* begin SOURCE RECORDS *
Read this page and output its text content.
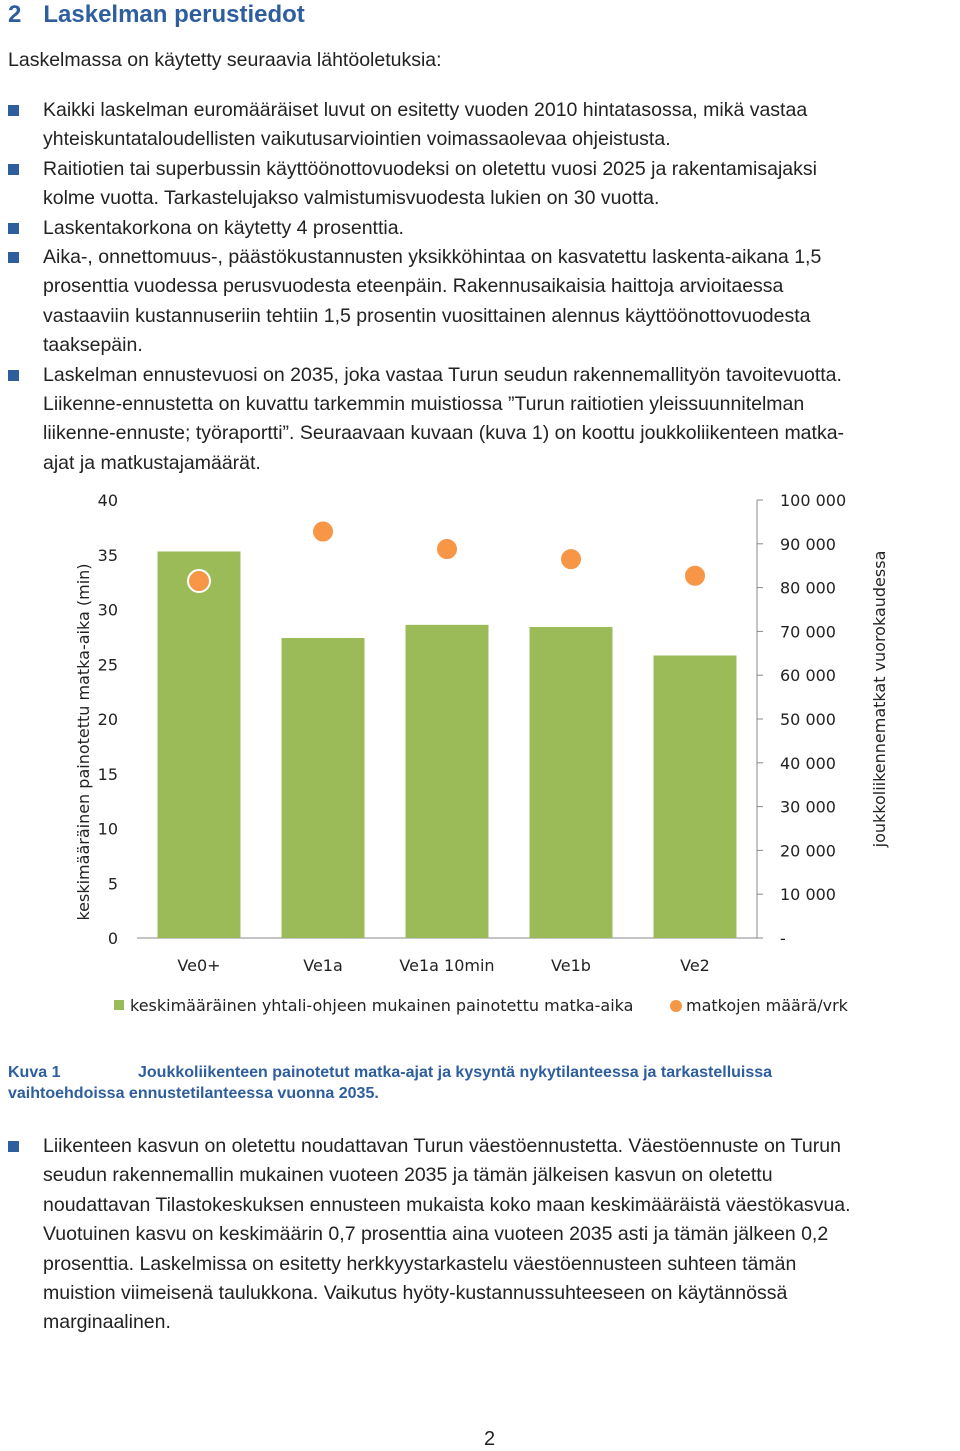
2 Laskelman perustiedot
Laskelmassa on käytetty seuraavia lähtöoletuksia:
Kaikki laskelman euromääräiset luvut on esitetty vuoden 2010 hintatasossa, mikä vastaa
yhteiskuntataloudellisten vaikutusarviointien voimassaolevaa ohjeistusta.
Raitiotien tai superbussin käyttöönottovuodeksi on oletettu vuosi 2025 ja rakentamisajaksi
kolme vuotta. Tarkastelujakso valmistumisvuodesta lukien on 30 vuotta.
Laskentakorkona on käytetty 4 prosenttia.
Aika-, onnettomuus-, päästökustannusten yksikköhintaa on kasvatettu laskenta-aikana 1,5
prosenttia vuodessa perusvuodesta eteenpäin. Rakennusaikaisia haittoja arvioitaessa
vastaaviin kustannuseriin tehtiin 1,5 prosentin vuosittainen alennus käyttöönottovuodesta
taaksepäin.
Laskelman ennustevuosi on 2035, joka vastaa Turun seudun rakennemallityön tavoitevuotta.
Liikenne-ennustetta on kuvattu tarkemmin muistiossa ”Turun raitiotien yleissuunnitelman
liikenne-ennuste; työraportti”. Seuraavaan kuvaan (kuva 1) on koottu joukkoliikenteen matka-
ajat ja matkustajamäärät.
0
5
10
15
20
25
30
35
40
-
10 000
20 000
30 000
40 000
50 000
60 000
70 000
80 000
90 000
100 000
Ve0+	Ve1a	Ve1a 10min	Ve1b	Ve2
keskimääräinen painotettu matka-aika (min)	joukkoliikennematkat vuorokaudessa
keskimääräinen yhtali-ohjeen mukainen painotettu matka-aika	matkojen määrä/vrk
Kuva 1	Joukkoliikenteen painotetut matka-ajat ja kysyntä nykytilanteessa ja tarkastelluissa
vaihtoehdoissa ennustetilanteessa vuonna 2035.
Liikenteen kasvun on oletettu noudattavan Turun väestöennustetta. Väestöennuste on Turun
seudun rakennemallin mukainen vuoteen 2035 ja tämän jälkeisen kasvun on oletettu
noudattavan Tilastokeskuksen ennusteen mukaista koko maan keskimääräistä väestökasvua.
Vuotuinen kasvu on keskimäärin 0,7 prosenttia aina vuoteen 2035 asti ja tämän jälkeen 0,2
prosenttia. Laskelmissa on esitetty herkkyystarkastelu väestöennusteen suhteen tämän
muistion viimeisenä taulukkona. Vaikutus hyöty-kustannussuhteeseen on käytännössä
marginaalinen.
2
* end SOURCE RECORDS *
- WHAT YOU WILL DO -
The pictures should not appear in the copy; every other part of the records above must be returned exactly.

- SOLUTION BELOW -
Read this page and output its text content.
2 Laskelman perustiedot
Laskelmassa on käytetty seuraavia lähtöoletuksia:
Kaikki laskelman euromääräiset luvut on esitetty vuoden 2010 hintatasossa, mikä vastaa
yhteiskuntataloudellisten vaikutusarviointien voimassaolevaa ohjeistusta.
Raitiotien tai superbussin käyttöönottovuodeksi on oletettu vuosi 2025 ja rakentamisajaksi
kolme vuotta. Tarkastelujakso valmistumisvuodesta lukien on 30 vuotta.
Laskentakorkona on käytetty 4 prosenttia.
Aika-, onnettomuus-, päästökustannusten yksikköhintaa on kasvatettu laskenta-aikana 1,5
prosenttia vuodessa perusvuodesta eteenpäin. Rakennusaikaisia haittoja arvioitaessa
vastaaviin kustannuseriin tehtiin 1,5 prosentin vuosittainen alennus käyttöönottovuodesta
taaksepäin.
Laskelman ennustevuosi on 2035, joka vastaa Turun seudun rakennemallityön tavoitevuotta.
Liikenne-ennustetta on kuvattu tarkemmin muistiossa ”Turun raitiotien yleissuunnitelman
liikenne-ennuste; työraportti”. Seuraavaan kuvaan (kuva 1) on koottu joukkoliikenteen matka-
ajat ja matkustajamäärät.
0
5
10
15
20
25
30
35
40
-
10 000
20 000
30 000
40 000
50 000
60 000
70 000
80 000
90 000
100 000
Ve0+	Ve1a	Ve1a 10min	Ve1b	Ve2
keskimääräinen painotettu matka-aika (min)	joukkoliikennematkat vuorokaudessa
keskimääräinen yhtali-ohjeen mukainen painotettu matka-aika	matkojen määrä/vrk
Kuva 1	Joukkoliikenteen painotetut matka-ajat ja kysyntä nykytilanteessa ja tarkastelluissa
vaihtoehdoissa ennustetilanteessa vuonna 2035.
Liikenteen kasvun on oletettu noudattavan Turun väestöennustetta. Väestöennuste on Turun
seudun rakennemallin mukainen vuoteen 2035 ja tämän jälkeisen kasvun on oletettu
noudattavan Tilastokeskuksen ennusteen mukaista koko maan keskimääräistä väestökasvua.
Vuotuinen kasvu on keskimäärin 0,7 prosenttia aina vuoteen 2035 asti ja tämän jälkeen 0,2
prosenttia. Laskelmissa on esitetty herkkyystarkastelu väestöennusteen suhteen tämän
muistion viimeisenä taulukkona. Vaikutus hyöty-kustannussuhteeseen on käytännössä
marginaalinen.
2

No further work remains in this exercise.